Data excerpts:
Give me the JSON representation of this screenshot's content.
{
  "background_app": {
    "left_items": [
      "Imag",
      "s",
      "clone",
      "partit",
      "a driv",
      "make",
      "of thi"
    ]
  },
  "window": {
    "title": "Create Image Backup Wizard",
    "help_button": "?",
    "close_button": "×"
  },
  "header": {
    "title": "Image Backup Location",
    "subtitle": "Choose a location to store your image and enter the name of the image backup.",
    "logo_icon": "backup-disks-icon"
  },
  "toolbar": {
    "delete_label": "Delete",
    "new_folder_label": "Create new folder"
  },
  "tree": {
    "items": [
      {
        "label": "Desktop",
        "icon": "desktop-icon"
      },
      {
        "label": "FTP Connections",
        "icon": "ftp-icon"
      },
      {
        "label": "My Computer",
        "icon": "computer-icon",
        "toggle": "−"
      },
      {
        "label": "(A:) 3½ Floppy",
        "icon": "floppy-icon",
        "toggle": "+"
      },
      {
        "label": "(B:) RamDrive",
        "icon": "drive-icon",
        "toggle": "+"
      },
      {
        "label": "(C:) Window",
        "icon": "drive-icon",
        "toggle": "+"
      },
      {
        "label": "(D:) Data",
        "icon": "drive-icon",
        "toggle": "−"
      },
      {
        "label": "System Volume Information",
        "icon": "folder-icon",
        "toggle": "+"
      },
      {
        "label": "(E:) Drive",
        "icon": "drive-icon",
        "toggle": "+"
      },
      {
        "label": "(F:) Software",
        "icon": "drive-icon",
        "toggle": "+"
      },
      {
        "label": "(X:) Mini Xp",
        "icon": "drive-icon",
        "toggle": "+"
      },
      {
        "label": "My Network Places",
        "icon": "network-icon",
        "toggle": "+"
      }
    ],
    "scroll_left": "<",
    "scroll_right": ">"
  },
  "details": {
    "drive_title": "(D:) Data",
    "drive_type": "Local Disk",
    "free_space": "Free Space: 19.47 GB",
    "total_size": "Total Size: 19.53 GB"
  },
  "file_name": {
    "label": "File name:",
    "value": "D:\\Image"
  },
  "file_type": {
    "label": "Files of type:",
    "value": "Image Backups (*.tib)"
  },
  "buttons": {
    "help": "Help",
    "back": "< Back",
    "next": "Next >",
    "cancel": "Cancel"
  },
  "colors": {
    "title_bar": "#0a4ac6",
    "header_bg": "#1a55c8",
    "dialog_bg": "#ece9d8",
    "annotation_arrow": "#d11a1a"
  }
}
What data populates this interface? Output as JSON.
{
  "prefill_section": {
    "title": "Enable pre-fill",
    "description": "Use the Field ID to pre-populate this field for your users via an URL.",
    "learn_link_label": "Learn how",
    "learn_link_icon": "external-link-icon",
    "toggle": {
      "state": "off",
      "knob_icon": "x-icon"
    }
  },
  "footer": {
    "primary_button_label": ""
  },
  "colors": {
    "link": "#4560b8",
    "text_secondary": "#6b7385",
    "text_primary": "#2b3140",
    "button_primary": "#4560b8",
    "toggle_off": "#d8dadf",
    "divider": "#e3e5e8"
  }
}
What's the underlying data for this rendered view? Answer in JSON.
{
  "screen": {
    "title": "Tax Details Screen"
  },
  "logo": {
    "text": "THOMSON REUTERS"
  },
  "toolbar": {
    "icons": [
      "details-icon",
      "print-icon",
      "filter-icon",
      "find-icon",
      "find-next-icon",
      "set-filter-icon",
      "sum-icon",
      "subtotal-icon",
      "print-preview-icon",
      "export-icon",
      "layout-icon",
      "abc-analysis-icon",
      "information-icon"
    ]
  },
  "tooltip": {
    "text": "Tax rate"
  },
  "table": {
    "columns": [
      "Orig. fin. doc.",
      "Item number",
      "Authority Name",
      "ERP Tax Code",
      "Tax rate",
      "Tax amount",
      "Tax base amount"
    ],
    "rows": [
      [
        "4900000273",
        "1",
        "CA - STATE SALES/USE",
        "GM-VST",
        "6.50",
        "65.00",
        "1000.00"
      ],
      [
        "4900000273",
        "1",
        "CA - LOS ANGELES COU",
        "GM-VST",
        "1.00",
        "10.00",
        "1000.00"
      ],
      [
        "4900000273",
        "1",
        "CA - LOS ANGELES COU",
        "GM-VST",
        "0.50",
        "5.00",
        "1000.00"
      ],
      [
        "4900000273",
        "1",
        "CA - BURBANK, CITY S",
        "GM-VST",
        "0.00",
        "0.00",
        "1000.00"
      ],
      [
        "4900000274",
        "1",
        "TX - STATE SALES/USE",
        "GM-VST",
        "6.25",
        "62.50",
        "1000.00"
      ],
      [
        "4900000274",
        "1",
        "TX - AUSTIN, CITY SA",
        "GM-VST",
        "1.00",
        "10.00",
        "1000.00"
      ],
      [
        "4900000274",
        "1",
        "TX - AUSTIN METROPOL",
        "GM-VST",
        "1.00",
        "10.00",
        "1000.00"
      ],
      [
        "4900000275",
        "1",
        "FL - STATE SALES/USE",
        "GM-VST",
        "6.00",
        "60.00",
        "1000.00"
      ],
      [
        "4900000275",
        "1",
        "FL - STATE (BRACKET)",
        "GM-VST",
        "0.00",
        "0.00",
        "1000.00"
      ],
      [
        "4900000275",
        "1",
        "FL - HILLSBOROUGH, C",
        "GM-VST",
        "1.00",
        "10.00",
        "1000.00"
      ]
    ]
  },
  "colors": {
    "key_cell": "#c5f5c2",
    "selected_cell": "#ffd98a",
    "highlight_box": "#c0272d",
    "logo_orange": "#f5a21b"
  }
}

• **Brief**: From the material above, copy each line that includes the word "AUSTIN".

• **The output**:
        "TX - AUSTIN, CITY SA",
        "TX - AUSTIN METROPOL",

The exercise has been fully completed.